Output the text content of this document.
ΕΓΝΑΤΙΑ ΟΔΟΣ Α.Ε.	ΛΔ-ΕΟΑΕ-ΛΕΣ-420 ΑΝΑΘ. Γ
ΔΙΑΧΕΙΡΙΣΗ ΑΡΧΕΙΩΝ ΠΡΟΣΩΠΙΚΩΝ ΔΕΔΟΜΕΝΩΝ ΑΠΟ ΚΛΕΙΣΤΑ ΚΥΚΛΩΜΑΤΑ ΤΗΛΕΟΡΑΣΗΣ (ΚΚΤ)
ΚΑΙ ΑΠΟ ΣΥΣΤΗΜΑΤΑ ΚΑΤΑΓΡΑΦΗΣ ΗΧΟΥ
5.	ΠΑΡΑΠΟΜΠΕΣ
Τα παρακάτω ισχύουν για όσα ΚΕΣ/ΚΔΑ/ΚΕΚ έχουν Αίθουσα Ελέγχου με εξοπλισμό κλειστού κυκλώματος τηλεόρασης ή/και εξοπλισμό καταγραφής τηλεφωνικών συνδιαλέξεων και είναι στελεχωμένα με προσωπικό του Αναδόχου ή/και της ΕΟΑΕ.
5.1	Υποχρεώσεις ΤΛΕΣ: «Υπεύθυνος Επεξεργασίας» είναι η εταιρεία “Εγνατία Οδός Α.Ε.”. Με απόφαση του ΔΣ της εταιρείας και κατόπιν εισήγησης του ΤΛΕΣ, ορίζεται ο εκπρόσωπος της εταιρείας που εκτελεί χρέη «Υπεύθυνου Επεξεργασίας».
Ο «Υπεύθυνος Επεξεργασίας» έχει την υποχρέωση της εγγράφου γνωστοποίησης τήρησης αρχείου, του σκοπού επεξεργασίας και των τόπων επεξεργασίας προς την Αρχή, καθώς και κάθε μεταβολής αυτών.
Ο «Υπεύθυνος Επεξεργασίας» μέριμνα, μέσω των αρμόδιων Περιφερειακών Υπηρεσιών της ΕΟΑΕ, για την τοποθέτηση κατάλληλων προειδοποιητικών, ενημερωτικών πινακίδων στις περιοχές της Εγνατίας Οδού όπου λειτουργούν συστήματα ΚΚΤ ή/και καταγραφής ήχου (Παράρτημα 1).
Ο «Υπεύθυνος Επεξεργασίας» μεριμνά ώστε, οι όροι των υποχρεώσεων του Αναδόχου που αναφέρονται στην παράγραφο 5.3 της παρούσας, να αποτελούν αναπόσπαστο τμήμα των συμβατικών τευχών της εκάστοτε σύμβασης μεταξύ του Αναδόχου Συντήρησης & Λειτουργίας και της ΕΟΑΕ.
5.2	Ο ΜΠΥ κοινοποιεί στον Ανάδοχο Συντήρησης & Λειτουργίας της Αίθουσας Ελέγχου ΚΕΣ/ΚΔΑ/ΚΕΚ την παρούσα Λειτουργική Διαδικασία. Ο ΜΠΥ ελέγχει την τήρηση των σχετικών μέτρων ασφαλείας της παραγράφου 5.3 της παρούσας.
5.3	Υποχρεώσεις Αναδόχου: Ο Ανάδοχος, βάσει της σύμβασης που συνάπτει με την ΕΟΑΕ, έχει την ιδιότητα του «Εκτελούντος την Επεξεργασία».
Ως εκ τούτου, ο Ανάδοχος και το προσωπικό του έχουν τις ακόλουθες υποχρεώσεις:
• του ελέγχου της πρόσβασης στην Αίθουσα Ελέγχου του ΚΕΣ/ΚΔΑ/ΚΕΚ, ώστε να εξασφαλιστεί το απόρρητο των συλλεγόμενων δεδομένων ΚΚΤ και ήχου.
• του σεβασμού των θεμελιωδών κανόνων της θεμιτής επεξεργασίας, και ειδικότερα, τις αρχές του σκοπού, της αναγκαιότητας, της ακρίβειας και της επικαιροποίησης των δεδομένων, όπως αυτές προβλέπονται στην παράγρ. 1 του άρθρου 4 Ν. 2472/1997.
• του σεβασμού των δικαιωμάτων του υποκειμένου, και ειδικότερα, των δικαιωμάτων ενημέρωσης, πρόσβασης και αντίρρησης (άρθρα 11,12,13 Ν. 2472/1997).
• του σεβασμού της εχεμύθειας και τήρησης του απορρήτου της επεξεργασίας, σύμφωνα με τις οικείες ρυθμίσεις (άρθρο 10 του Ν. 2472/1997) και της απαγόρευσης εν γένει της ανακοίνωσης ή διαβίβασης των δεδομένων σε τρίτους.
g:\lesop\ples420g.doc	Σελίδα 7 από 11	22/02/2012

☆ ☆ ☆

» **Exercise**: The records are above. How many lines in them contain the word "έχουν"? Give the number alone.

» **Answer in full**: 2